Stored items from a collection
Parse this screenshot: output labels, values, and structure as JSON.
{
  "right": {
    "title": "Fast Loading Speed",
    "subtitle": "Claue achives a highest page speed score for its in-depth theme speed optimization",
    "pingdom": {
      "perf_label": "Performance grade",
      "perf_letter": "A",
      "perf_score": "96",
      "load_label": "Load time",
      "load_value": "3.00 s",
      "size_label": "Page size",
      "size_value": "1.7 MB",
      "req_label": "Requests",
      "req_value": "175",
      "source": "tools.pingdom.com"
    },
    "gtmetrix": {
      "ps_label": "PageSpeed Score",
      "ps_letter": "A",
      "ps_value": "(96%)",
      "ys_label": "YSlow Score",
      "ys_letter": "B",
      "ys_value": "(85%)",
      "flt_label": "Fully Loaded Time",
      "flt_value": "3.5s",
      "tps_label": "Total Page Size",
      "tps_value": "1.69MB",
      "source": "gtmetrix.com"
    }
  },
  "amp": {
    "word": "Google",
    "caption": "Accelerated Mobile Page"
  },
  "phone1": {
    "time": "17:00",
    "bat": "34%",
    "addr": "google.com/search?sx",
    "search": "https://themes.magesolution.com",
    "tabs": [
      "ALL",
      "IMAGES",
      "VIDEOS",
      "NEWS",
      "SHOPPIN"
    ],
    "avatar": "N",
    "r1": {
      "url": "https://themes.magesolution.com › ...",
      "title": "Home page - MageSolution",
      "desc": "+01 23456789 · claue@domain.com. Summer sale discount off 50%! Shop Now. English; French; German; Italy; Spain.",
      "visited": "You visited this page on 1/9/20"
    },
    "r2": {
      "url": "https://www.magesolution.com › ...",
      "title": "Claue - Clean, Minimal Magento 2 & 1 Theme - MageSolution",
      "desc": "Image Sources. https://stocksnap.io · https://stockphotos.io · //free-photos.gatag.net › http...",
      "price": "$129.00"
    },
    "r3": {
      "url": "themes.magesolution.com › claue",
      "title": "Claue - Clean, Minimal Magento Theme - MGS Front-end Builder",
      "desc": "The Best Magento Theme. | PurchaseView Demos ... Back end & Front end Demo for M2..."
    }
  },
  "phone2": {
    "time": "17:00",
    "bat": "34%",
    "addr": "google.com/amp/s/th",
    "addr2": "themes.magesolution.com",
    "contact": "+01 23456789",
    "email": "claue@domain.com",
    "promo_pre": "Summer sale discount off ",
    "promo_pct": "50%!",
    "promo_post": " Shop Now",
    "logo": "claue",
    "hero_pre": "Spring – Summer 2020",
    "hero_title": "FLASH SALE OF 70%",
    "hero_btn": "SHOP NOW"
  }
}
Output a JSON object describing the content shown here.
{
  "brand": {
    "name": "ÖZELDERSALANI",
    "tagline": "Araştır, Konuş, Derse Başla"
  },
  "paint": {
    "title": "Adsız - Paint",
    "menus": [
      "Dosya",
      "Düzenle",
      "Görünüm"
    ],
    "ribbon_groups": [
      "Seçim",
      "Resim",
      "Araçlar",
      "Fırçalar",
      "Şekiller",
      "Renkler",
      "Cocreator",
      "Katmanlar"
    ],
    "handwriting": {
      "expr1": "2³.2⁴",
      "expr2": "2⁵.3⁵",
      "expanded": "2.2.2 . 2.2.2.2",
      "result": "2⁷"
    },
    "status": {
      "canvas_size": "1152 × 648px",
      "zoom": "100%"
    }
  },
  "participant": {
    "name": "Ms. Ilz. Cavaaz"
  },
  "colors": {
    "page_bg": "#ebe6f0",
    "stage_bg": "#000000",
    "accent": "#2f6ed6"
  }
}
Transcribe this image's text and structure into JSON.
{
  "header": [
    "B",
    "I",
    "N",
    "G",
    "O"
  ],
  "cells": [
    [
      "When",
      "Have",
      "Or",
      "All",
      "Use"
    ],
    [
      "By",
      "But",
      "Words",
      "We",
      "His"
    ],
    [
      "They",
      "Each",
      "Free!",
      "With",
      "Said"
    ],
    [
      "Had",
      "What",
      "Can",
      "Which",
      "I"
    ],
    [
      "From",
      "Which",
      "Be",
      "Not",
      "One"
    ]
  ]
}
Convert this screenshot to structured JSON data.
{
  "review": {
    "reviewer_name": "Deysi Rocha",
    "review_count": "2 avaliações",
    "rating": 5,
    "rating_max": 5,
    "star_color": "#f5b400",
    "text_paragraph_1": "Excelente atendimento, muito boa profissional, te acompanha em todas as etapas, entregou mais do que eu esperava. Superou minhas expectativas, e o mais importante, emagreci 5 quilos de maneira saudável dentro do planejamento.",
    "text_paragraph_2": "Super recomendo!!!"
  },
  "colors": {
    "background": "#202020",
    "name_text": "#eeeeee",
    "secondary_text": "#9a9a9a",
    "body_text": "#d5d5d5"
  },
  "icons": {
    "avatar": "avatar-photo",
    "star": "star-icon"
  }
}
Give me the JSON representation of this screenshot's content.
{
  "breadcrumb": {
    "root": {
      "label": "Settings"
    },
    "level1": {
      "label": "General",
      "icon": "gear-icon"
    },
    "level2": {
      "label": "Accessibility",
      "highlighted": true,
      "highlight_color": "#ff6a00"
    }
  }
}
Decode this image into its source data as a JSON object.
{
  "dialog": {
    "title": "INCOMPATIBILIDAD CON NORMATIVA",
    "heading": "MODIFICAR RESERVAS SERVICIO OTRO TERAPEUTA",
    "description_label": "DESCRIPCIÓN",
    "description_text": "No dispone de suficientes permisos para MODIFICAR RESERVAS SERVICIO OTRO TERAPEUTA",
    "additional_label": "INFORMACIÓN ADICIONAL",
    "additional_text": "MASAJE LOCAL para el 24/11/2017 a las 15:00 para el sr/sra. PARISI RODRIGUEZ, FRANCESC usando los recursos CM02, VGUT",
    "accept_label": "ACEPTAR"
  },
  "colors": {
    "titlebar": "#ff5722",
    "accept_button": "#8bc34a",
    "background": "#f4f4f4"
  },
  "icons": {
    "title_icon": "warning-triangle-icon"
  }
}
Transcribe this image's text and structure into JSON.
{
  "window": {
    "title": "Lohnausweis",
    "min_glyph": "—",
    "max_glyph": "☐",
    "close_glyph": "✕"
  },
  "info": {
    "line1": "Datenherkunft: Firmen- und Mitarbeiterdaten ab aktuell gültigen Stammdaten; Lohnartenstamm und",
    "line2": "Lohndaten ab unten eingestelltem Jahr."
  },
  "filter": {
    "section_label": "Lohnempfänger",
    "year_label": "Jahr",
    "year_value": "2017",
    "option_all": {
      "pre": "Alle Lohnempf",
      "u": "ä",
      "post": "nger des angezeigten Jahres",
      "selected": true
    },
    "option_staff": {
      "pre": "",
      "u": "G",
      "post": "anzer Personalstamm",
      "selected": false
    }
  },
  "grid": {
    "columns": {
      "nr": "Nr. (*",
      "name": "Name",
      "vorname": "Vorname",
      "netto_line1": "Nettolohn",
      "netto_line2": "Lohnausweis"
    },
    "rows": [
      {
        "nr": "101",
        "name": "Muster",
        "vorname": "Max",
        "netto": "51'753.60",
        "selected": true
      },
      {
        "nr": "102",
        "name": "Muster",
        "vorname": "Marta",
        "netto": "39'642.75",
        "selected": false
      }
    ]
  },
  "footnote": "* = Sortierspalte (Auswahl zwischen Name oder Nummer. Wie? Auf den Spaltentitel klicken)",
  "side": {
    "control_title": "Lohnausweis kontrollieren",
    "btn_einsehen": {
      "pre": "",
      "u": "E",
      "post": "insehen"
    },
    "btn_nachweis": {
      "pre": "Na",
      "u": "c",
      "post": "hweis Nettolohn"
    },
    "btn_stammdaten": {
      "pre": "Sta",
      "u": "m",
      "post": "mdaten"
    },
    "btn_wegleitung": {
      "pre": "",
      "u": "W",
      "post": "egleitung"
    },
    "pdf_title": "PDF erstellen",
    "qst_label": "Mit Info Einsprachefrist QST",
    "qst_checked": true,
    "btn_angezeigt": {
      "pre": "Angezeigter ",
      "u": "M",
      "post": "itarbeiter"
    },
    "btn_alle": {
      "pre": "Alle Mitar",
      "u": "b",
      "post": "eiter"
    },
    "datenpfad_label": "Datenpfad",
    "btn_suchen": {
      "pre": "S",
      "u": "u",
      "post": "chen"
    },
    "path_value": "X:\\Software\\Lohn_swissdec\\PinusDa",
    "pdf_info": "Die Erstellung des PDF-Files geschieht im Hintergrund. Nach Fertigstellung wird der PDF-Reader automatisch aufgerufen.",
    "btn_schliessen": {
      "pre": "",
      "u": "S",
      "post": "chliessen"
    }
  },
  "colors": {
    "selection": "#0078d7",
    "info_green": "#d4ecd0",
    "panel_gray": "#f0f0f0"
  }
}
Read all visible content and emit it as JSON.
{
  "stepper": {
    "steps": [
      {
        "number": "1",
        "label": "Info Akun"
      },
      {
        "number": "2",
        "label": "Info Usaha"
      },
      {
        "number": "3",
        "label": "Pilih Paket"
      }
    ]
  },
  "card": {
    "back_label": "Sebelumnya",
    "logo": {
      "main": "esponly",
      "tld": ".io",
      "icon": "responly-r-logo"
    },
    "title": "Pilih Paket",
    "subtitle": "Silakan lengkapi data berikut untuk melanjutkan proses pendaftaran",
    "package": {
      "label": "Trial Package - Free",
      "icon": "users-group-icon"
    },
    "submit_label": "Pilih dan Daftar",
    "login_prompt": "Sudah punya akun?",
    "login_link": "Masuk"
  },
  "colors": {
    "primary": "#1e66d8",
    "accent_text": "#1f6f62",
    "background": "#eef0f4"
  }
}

» **PROBLEM TO WORK ON**
Isolate the lines that hold the word "Magento" and copy all of them.

» **EXERCISE SOLUTION**
      "title": "Claue - Clean, Minimal Magento 2 & 1 Theme - MageSolution",
      "title": "Claue - Clean, Minimal Magento Theme - MGS Front-end Builder",
      "desc": "The Best Magento Theme. | PurchaseView Demos ... Back end & Front end Demo for M2..."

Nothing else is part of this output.